DOCUMENT TEXT >>
===
Change in flashrom[master]: Add "gingerly" flashing mode for the unreliable ISP environments - flashrom-gerrit

8 Mar 2018


      Mike Banon has posted comments on this change. ( https://review.coreboot.org/23840 )
Change subject: Add "gingerly" flashing mode for the unreliable ISP environments
......................................................................
Patch Set 2:
...
...
...
... though, as you already work with two masters on the
SPI bus, did you try to boot the SoC up and halt the OS?
Maybe it is possible to put this SoC to reset from the firmware,
but we need a universal method to read/flash the firmware without
relying on what is already flashed at the router's flash chip: in
example, what if my router is bricked and its' firmware cannot be
loaded to halt a router?
Universal method: isolate VCC (e.g. desolder flash chip, or put a
diode on the VCC).
But that wouldn't be ISP method ;) And many people are afraid of soldering their densely packed boards and would like to avoid this at all costs - which is reasonable! My friend, who is quite experienced at soldering, accidentally broke a copper track while desoldering a SOIC8 chip from his coreboot board - and still couldn't repair :(
...
...
I can't see how this new mode could be more dangerous than a
normal
...
operation; also, dangerous to what - software or hardware?
Hardware. It encourages users to operate flashrom with multiple
masters on the SPI bus. Which is generally not supported by hard-
ware (it depends on how the masters drive their outputs, e.g.
open-drain vs. push-pull). If you do it nevertheless and flashrom
only runs for 1s and bails out, that is much safer than shorting
the master's outputs for a longer period.
That it works for you and you haven't broken anything yet tells us
nothing about other possible hardware setups.
Sometimes the whole ISP thing can be very dangerous, even without any extra flashrom modes! This week I connected CH341A USB programmer through a test clip to SOIC8 flash chip at HD capture board - of course without any power adapters connected to a board or a clip. Then I plugged CH341A to the laptop's USB port and 1 second later pressed the "Enter" key for " sudo ./flashrom -p ch341a_spi -V " command - without any gingerly mode as you see, just a quick probe! But the flashrom did not detect a programmer, about 5 seconds later I sensed a horrible burn smell and instantly disconnected everything, almost shitting my pants in the process ;)
This smell definitely came from CH341A, because the HD capture board still works 100% OK and at CH341A's chip label almost all letters color got dark from the heat: only "WC" letters are of the original light-grey color, the rest "H CH341A" letters got very dark. The most wonderful thing is that CH341A turned out to be very resilient and is still working perfectly! :)
It seems this hungry board tried to eat too much current through CH341A while trying to power itself! Could have killed a Bus Pirate or another more-advanced-but-less-resilient programmer without any protection against such things. (maybe would repost this experience to the mailing lists)
However, even with such a dangerous boards in the existence, ISP is still much safer than desoldering a flash chip without an experienced steady hand - that's why I believe the advanced modes for ISP flashing, be it that "gingerly" mode or any other future inventions, have a right to exist
...
...
...
And... this might be the biggest issue: the possible
endless loop in spi_rw_gingerly(). For a mergeable solution,
you'd have to put some kind of timeout there
Yes, it will hang a flashrom if this chip never becomes available
even for a split second; but I don't see it as a problem: the
user
...
===
Bounding box rows >>
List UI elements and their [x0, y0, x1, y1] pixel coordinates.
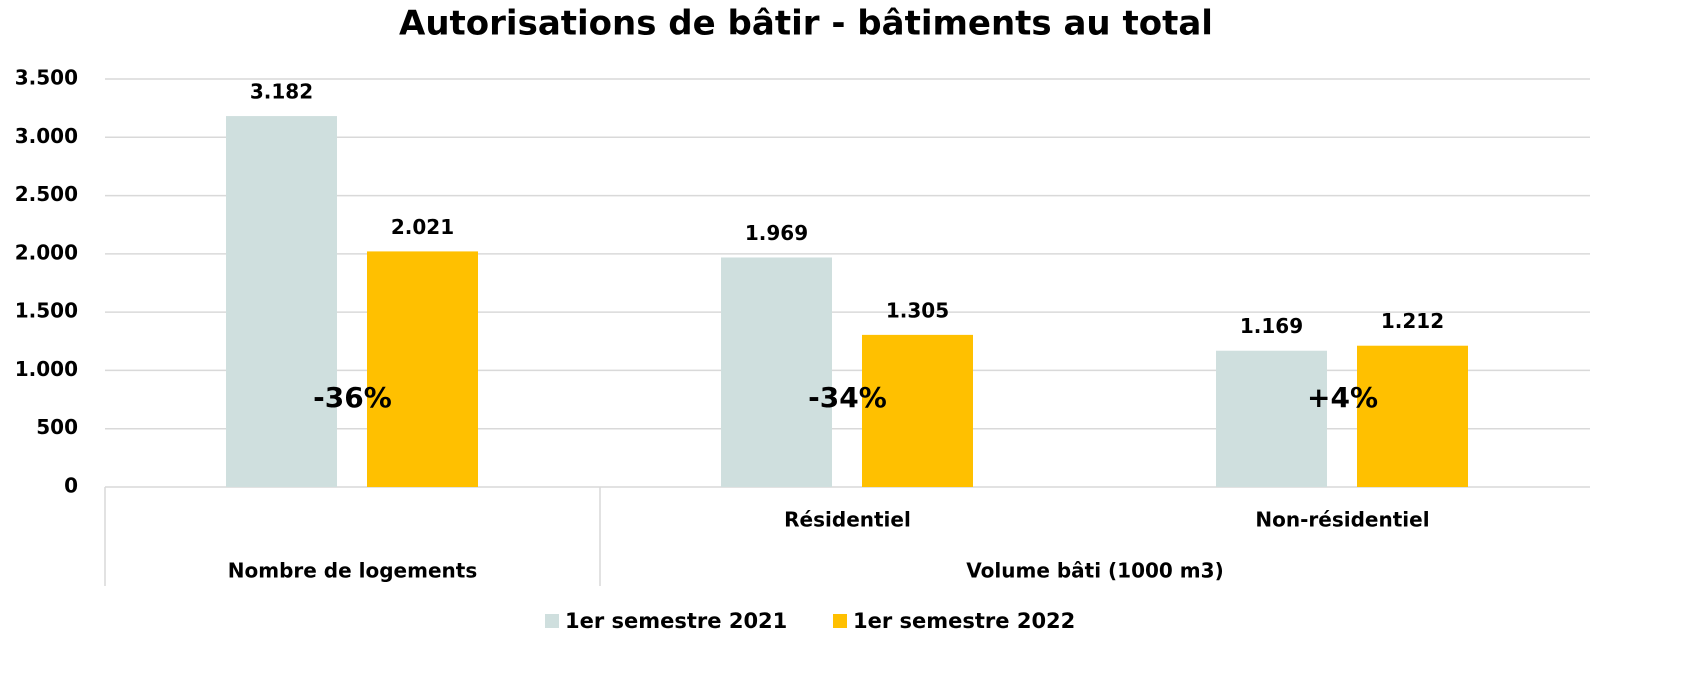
data-label: 1.305	[886, 298, 949, 322]
data-label: 2.021	[391, 215, 454, 239]
y-tick-label: 3.500	[15, 66, 78, 90]
data-label: 1.212	[1381, 309, 1444, 333]
x-tick-label: Non-résidentiel	[1255, 508, 1429, 532]
bar	[1357, 345, 1468, 487]
annotation: -36%	[313, 381, 392, 414]
legend-swatch	[545, 614, 559, 628]
data-label: 3.182	[250, 80, 313, 104]
legend-label: 1er semestre 2021	[565, 609, 787, 633]
bar	[226, 116, 337, 488]
group-label: Volume bâti (1000 m3)	[966, 559, 1223, 583]
annotation: +4%	[1307, 381, 1378, 414]
bar	[862, 334, 973, 487]
y-tick-label: 2.500	[15, 182, 78, 206]
data-label: 1.969	[745, 221, 808, 245]
legend-swatch	[833, 614, 847, 628]
group-label: Nombre de logements	[228, 559, 477, 583]
y-tick-label: 500	[36, 415, 78, 439]
y-tick-label: 1.500	[15, 299, 78, 323]
y-tick-label: 0	[64, 474, 78, 498]
legend-label: 1er semestre 2022	[853, 609, 1075, 633]
y-tick-label: 3.000	[15, 124, 78, 148]
data-label: 1.169	[1240, 314, 1303, 338]
bar	[367, 251, 478, 487]
annotation: -34%	[808, 381, 887, 414]
y-tick-label: 2.000	[15, 240, 78, 264]
chart-title: Autorisations de bâtir - bâtiments au to…	[399, 4, 1213, 44]
bar	[721, 257, 832, 487]
x-tick-label: Résidentiel	[784, 508, 911, 532]
y-tick-label: 1.000	[15, 357, 78, 381]
bar	[1216, 350, 1327, 487]
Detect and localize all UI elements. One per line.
===
WHAT THIS TASK INVOLVES >>
Please answer these questions using the flashrom review thread:
1. What universal method is proposed for reading or flashing the firmware without relying on what is already on the flash chip?
2. What did the friend accidentally break while desoldering a SOIC8 chip?
3. Which letters on the CH341A chip label kept their original light-grey color?
The rows have nothing to do with the flashrom review thread.

SOLUTION FOR THIS TASK >>
1. Isolating VCC, for example by desoldering the flash chip or putting a diode on the VCC.
2. A copper track.
3. "WC"